* _What is being asked_: Scan the lines below; pull out those with "style".

* _Items_:
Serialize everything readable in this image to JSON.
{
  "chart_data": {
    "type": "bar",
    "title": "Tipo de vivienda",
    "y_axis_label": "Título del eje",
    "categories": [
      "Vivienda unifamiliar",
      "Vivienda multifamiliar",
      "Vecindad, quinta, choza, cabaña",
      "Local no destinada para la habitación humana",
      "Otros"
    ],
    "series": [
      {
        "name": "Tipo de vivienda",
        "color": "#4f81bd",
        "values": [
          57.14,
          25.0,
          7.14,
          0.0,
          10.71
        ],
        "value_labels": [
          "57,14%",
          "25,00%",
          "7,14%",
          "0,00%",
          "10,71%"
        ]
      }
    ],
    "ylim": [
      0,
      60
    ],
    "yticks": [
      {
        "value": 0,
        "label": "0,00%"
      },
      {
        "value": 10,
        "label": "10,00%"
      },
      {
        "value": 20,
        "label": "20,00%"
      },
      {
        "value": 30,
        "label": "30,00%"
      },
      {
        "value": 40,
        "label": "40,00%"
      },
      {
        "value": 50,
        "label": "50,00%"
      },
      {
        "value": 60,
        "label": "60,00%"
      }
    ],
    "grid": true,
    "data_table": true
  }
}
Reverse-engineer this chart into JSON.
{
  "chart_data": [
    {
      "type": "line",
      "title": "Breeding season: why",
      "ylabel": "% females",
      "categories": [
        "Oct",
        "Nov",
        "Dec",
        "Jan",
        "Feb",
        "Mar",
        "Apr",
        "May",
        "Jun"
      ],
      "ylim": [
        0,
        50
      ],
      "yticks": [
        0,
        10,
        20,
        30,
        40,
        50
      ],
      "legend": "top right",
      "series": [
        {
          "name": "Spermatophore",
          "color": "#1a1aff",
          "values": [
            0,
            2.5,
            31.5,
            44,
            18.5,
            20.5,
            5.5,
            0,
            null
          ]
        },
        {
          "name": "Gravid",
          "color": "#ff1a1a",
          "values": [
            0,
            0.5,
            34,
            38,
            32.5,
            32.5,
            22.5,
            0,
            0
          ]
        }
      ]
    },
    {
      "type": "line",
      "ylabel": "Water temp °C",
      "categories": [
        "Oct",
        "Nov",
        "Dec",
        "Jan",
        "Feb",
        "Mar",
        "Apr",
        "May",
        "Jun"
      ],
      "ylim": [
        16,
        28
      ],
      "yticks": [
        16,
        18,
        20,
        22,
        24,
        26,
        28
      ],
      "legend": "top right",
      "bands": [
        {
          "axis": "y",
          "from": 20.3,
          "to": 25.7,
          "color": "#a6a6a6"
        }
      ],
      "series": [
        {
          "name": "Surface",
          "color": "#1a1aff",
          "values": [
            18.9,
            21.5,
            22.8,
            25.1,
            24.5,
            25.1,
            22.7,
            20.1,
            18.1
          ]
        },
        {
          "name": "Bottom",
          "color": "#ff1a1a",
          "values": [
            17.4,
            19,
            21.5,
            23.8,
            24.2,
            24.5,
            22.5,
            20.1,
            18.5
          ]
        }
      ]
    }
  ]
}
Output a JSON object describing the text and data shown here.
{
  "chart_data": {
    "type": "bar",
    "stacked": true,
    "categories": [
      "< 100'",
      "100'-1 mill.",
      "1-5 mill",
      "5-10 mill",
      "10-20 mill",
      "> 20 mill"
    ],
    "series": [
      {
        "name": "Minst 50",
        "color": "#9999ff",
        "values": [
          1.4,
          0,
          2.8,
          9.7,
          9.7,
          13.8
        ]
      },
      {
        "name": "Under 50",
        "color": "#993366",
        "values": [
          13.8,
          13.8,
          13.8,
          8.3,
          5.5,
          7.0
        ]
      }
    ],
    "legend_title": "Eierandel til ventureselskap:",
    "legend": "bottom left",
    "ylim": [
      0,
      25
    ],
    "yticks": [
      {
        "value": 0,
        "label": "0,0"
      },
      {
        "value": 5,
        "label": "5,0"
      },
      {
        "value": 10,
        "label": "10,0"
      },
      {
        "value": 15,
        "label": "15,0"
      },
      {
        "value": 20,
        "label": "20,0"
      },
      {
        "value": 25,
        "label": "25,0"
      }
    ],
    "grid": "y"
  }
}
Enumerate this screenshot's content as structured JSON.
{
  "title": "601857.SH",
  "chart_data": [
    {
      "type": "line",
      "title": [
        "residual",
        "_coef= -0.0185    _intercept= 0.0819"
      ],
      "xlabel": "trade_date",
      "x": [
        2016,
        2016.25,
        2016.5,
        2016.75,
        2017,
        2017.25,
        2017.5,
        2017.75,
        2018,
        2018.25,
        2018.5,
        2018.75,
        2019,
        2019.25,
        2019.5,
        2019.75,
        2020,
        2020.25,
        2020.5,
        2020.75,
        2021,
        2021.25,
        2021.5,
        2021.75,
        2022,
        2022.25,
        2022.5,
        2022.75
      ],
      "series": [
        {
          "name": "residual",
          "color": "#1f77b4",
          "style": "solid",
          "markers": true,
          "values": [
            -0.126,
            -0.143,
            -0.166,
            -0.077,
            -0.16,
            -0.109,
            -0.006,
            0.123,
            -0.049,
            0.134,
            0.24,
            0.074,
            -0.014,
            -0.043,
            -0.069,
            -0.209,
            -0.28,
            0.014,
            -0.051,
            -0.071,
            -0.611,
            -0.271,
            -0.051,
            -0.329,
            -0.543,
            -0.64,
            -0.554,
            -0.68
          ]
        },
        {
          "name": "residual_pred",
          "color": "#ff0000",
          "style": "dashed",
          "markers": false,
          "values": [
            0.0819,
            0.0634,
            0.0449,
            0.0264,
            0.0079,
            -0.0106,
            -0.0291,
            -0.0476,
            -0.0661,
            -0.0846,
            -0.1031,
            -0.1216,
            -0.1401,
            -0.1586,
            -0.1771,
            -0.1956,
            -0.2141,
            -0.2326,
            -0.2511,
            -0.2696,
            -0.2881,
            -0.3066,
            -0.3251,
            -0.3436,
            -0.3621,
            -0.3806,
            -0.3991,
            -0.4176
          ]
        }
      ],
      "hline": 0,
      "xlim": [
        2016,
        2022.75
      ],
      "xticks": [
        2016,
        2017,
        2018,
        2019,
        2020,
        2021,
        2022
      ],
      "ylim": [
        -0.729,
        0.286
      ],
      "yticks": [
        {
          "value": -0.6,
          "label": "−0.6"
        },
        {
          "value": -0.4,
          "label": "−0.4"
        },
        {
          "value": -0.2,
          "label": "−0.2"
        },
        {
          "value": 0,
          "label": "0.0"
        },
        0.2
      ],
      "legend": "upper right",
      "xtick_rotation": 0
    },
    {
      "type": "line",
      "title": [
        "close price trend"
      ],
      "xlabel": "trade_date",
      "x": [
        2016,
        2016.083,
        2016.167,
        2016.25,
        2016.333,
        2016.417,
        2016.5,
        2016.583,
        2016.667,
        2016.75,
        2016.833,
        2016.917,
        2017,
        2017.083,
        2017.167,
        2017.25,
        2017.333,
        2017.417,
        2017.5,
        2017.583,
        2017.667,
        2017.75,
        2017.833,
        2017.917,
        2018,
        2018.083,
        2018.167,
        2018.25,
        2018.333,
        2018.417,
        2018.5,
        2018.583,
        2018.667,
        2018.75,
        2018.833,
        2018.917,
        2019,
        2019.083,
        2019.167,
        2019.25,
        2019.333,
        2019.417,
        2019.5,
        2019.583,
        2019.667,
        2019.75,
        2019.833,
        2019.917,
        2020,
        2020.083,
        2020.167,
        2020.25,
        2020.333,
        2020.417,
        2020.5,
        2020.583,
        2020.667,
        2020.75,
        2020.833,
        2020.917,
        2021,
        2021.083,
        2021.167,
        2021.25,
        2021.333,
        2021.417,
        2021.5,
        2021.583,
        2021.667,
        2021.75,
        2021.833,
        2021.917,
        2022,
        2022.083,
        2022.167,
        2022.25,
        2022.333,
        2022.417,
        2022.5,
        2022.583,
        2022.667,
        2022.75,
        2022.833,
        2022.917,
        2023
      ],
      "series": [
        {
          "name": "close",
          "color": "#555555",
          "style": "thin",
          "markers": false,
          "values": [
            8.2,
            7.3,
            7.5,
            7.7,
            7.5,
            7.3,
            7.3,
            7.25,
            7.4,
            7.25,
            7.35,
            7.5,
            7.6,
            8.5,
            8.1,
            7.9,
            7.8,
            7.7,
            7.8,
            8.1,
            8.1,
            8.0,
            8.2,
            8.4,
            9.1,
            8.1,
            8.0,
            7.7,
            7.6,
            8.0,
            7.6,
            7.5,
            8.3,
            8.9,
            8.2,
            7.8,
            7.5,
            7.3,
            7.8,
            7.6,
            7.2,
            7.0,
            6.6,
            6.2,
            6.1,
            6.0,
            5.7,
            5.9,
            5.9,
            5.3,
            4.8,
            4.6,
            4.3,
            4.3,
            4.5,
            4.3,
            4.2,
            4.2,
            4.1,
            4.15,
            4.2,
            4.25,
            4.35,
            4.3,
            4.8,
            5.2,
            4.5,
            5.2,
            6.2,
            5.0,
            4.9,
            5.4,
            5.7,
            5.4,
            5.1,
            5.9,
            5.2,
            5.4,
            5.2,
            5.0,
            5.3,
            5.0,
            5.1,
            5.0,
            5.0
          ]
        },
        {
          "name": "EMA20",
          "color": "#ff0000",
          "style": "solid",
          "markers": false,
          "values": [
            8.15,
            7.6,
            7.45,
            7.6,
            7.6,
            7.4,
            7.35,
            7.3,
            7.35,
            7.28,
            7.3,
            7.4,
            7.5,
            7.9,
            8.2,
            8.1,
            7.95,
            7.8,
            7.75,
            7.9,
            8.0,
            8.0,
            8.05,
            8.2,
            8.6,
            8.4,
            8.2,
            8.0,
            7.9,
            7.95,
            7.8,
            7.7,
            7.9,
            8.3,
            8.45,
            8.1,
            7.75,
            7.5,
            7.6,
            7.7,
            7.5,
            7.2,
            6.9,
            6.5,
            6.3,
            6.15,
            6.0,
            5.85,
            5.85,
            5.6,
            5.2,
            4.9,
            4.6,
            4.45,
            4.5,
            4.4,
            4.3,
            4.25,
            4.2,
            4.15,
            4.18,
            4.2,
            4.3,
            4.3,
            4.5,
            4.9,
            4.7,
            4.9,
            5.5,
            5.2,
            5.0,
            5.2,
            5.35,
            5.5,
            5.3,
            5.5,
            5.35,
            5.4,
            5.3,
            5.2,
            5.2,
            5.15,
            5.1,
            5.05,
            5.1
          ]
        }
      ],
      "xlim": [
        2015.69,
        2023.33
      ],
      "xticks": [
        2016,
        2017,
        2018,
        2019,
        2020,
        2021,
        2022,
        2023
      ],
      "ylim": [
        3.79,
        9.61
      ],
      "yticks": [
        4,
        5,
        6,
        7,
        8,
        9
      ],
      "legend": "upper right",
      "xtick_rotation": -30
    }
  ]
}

* _Answer for this exercise_:
          "style": "solid",
          "style": "dashed",
          "style": "thin",
          "style": "solid",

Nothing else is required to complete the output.